- Problem to solve
Return the data exactly, with all pictures removed.

- Record list
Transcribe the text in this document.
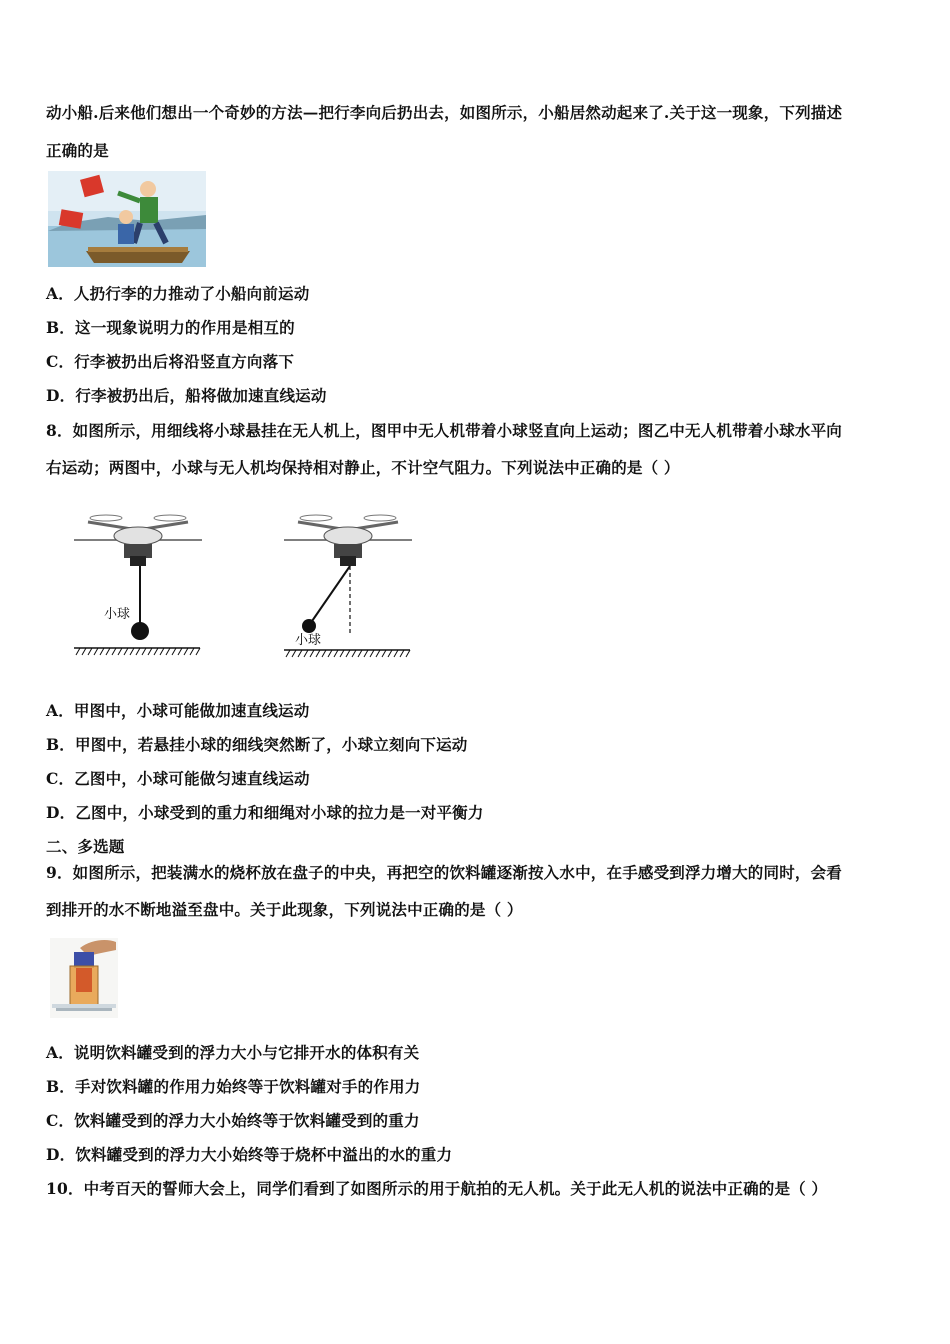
动小船.后来他们想出一个奇妙的方法—把行李向后扔出去，如图所示，小船居然动起来了.关于这一现象，下列描述
正确的是
A．人扔行李的力推动了小船向前运动
B．这一现象说明力的作用是相互的
C．行李被扔出后将沿竖直方向落下
D．行李被扔出后，船将做加速直线运动
8．如图所示，用细线将小球悬挂在无人机上，图甲中无人机带着小球竖直向上运动；图乙中无人机带着小球水平向
右运动；两图中，小球与无人机均保持相对静止，不计空气阻力。下列说法中正确的是（ ）
小球
小球
A．甲图中，小球可能做加速直线运动
B．甲图中，若悬挂小球的细线突然断了，小球立刻向下运动
C．乙图中，小球可能做匀速直线运动
D．乙图中，小球受到的重力和细绳对小球的拉力是一对平衡力
二、多选题
9．如图所示，把装满水的烧杯放在盘子的中央，再把空的饮料罐逐渐按入水中，在手感受到浮力增大的同时，会看
到排开的水不断地溢至盘中。关于此现象，下列说法中正确的是（ ）
A．说明饮料罐受到的浮力大小与它排开水的体积有关
B．手对饮料罐的作用力始终等于饮料罐对手的作用力
C．饮料罐受到的浮力大小始终等于饮料罐受到的重力
D．饮料罐受到的浮力大小始终等于烧杯中溢出的水的重力
10．中考百天的誓师大会上，同学们看到了如图所示的用于航拍的无人机。关于此无人机的说法中正确的是（ ）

- Expected answer
Transcribe the text in this document.
动小船.后来他们想出一个奇妙的方法—把行李向后扔出去，如图所示，小船居然动起来了.关于这一现象，下列描述
正确的是
A．人扔行李的力推动了小船向前运动
B．这一现象说明力的作用是相互的
C．行李被扔出后将沿竖直方向落下
D．行李被扔出后，船将做加速直线运动
8．如图所示，用细线将小球悬挂在无人机上，图甲中无人机带着小球竖直向上运动；图乙中无人机带着小球水平向
右运动；两图中，小球与无人机均保持相对静止，不计空气阻力。下列说法中正确的是（ ）
小球
小球
A．甲图中，小球可能做加速直线运动
B．甲图中，若悬挂小球的细线突然断了，小球立刻向下运动
C．乙图中，小球可能做匀速直线运动
D．乙图中，小球受到的重力和细绳对小球的拉力是一对平衡力
二、多选题
9．如图所示，把装满水的烧杯放在盘子的中央，再把空的饮料罐逐渐按入水中，在手感受到浮力增大的同时，会看
到排开的水不断地溢至盘中。关于此现象，下列说法中正确的是（ ）
A．说明饮料罐受到的浮力大小与它排开水的体积有关
B．手对饮料罐的作用力始终等于饮料罐对手的作用力
C．饮料罐受到的浮力大小始终等于饮料罐受到的重力
D．饮料罐受到的浮力大小始终等于烧杯中溢出的水的重力
10．中考百天的誓师大会上，同学们看到了如图所示的用于航拍的无人机。关于此无人机的说法中正确的是（ ）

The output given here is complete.